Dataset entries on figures
--- BEGIN ---

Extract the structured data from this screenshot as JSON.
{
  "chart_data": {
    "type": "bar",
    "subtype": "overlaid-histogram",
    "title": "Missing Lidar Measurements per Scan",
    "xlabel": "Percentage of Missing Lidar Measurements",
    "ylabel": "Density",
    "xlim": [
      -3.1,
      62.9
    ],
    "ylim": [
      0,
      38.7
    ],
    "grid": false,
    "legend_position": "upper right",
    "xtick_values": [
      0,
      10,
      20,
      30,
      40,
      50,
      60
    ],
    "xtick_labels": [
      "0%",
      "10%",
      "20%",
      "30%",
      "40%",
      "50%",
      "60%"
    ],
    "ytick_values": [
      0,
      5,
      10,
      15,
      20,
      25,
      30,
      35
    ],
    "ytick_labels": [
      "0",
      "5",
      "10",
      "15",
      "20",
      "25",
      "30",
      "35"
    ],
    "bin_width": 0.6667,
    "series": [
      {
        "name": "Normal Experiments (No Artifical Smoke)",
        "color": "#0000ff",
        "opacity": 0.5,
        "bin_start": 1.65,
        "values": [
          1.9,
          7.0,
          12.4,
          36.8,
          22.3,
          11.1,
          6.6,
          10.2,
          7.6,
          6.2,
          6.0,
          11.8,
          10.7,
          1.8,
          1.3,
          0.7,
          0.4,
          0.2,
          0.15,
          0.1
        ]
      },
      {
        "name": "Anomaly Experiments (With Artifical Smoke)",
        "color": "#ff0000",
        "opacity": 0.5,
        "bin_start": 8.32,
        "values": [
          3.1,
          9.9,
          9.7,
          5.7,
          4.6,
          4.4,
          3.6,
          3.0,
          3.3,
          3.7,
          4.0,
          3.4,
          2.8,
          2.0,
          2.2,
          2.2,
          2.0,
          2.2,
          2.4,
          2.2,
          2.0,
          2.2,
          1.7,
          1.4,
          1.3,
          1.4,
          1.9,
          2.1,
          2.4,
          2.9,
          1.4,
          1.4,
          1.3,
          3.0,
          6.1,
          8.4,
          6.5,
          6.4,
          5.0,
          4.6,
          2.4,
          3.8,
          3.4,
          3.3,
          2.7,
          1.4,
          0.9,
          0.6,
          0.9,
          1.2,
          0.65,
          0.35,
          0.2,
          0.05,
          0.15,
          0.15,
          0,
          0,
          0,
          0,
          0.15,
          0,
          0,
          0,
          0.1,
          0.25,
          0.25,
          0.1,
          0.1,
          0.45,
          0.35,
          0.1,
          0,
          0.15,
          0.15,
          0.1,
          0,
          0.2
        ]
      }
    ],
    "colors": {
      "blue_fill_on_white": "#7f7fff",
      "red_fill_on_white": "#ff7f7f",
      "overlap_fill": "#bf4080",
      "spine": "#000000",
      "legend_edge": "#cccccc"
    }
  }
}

--- END ---

Brief
The entries above must be returned in full, exactly as shown.

Task response
Extract the structured data from this screenshot as JSON.
{
  "chart_data": {
    "type": "bar",
    "subtype": "overlaid-histogram",
    "title": "Missing Lidar Measurements per Scan",
    "xlabel": "Percentage of Missing Lidar Measurements",
    "ylabel": "Density",
    "xlim": [
      -3.1,
      62.9
    ],
    "ylim": [
      0,
      38.7
    ],
    "grid": false,
    "legend_position": "upper right",
    "xtick_values": [
      0,
      10,
      20,
      30,
      40,
      50,
      60
    ],
    "xtick_labels": [
      "0%",
      "10%",
      "20%",
      "30%",
      "40%",
      "50%",
      "60%"
    ],
    "ytick_values": [
      0,
      5,
      10,
      15,
      20,
      25,
      30,
      35
    ],
    "ytick_labels": [
      "0",
      "5",
      "10",
      "15",
      "20",
      "25",
      "30",
      "35"
    ],
    "bin_width": 0.6667,
    "series": [
      {
        "name": "Normal Experiments (No Artifical Smoke)",
        "color": "#0000ff",
        "opacity": 0.5,
        "bin_start": 1.65,
        "values": [
          1.9,
          7.0,
          12.4,
          36.8,
          22.3,
          11.1,
          6.6,
          10.2,
          7.6,
          6.2,
          6.0,
          11.8,
          10.7,
          1.8,
          1.3,
          0.7,
          0.4,
          0.2,
          0.15,
          0.1
        ]
      },
      {
        "name": "Anomaly Experiments (With Artifical Smoke)",
        "color": "#ff0000",
        "opacity": 0.5,
        "bin_start": 8.32,
        "values": [
          3.1,
          9.9,
          9.7,
          5.7,
          4.6,
          4.4,
          3.6,
          3.0,
          3.3,
          3.7,
          4.0,
          3.4,
          2.8,
          2.0,
          2.2,
          2.2,
          2.0,
          2.2,
          2.4,
          2.2,
          2.0,
          2.2,
          1.7,
          1.4,
          1.3,
          1.4,
          1.9,
          2.1,
          2.4,
          2.9,
          1.4,
          1.4,
          1.3,
          3.0,
          6.1,
          8.4,
          6.5,
          6.4,
          5.0,
          4.6,
          2.4,
          3.8,
          3.4,
          3.3,
          2.7,
          1.4,
          0.9,
          0.6,
          0.9,
          1.2,
          0.65,
          0.35,
          0.2,
          0.05,
          0.15,
          0.15,
          0,
          0,
          0,
          0,
          0.15,
          0,
          0,
          0,
          0.1,
          0.25,
          0.25,
          0.1,
          0.1,
          0.45,
          0.35,
          0.1,
          0,
          0.15,
          0.15,
          0.1,
          0,
          0.2
        ]
      }
    ],
    "colors": {
      "blue_fill_on_white": "#7f7fff",
      "red_fill_on_white": "#ff7f7f",
      "overlap_fill": "#bf4080",
      "spine": "#000000",
      "legend_edge": "#cccccc"
    }
  }
}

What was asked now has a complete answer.